Written task
Reproduce the listing below exactly, minus its pictures.

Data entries
[Start]

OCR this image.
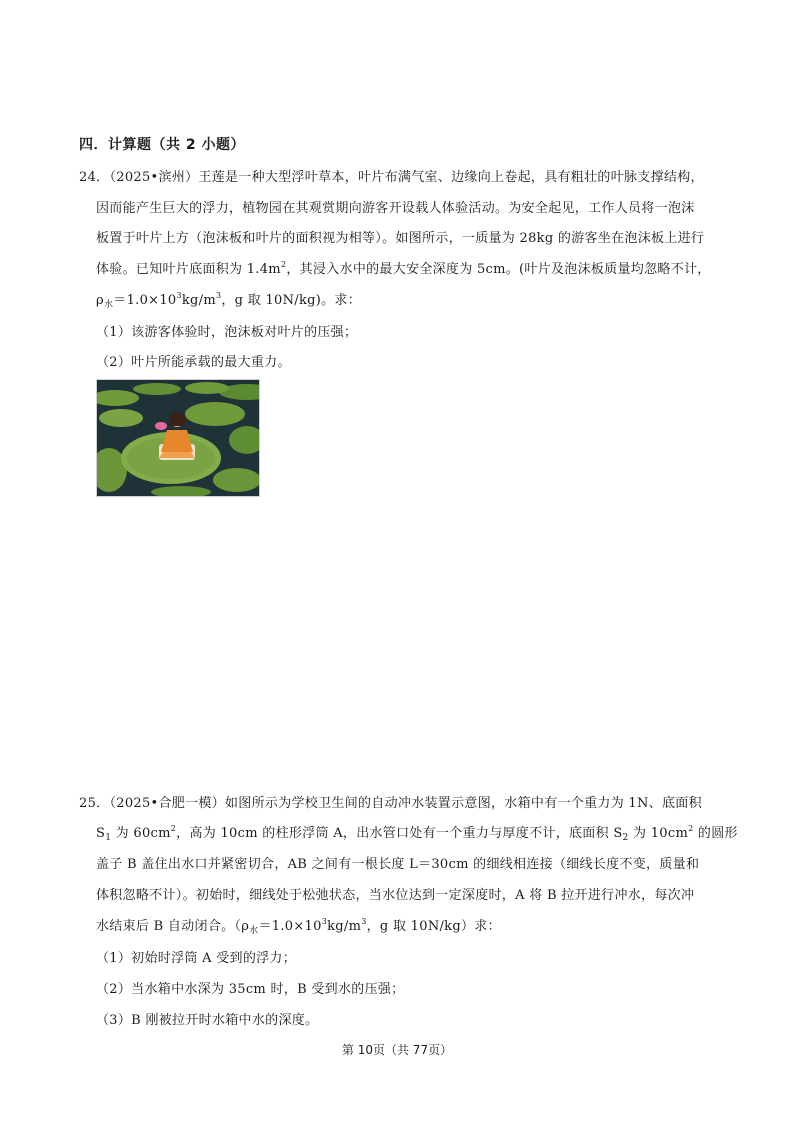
四．计算题（共 2 小题）
24．（2025•滨州）王莲是一种大型浮叶草本，叶片布满气室、边缘向上卷起，具有粗壮的叶脉支撑结构，
因而能产生巨大的浮力，植物园在其观赏期向游客开设载人体验活动。为安全起见，工作人员将一泡沫
板置于叶片上方（泡沫板和叶片的面积视为相等）。如图所示，一质量为 28kg 的游客坐在泡沫板上进行
体验。已知叶片底面积为 $1.4m^2$，其浸入水中的最大安全深度为 5cm。(叶片及泡沫板质量均忽略不计，
$\rho_水=1.0\times 10^3kg/m^3$，g 取 10N/kg)。求：
（1）该游客体验时，泡沫板对叶片的压强；
（2）叶片所能承载的最大重力。
25．（2025•合肥一模）如图所示为学校卫生间的自动冲水装置示意图，水箱中有一个重力为 1N、底面积
$S_1$ 为 $60cm^2$，高为 10cm 的柱形浮筒 A，出水管口处有一个重力与厚度不计，底面积 $S_2$ 为 $10cm^2$ 的圆形
盖子 B 盖住出水口并紧密切合，AB 之间有一根长度 L＝30cm 的细线相连接（细线长度不变，质量和
体积忽略不计）。初始时，细线处于松弛状态，当水位达到一定深度时，A 将 B 拉开进行冲水，每次冲
水结束后 B 自动闭合。（$\rho_水=1.0\times 10^3kg/m^3$，g 取 10N/kg）求：
（1）初始时浮筒 A 受到的浮力；
（2）当水箱中水深为 35cm 时，B 受到水的压强；
（3）B 刚被拉开时水箱中水的深度。
第 10页（共 77页）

[End]

Correct response
OCR this image.
四．计算题（共 2 小题）
24．（2025•滨州）王莲是一种大型浮叶草本，叶片布满气室、边缘向上卷起，具有粗壮的叶脉支撑结构，
因而能产生巨大的浮力，植物园在其观赏期向游客开设载人体验活动。为安全起见，工作人员将一泡沫
板置于叶片上方（泡沫板和叶片的面积视为相等）。如图所示，一质量为 28kg 的游客坐在泡沫板上进行
体验。已知叶片底面积为 $1.4m^2$，其浸入水中的最大安全深度为 5cm。(叶片及泡沫板质量均忽略不计，
$\rho_水=1.0\times 10^3kg/m^3$，g 取 10N/kg)。求：
（1）该游客体验时，泡沫板对叶片的压强；
（2）叶片所能承载的最大重力。
25．（2025•合肥一模）如图所示为学校卫生间的自动冲水装置示意图，水箱中有一个重力为 1N、底面积
$S_1$ 为 $60cm^2$，高为 10cm 的柱形浮筒 A，出水管口处有一个重力与厚度不计，底面积 $S_2$ 为 $10cm^2$ 的圆形
盖子 B 盖住出水口并紧密切合，AB 之间有一根长度 L＝30cm 的细线相连接（细线长度不变，质量和
体积忽略不计）。初始时，细线处于松弛状态，当水位达到一定深度时，A 将 B 拉开进行冲水，每次冲
水结束后 B 自动闭合。（$\rho_水=1.0\times 10^3kg/m^3$，g 取 10N/kg）求：
（1）初始时浮筒 A 受到的浮力；
（2）当水箱中水深为 35cm 时，B 受到水的压强；
（3）B 刚被拉开时水箱中水的深度。
第 10页（共 77页）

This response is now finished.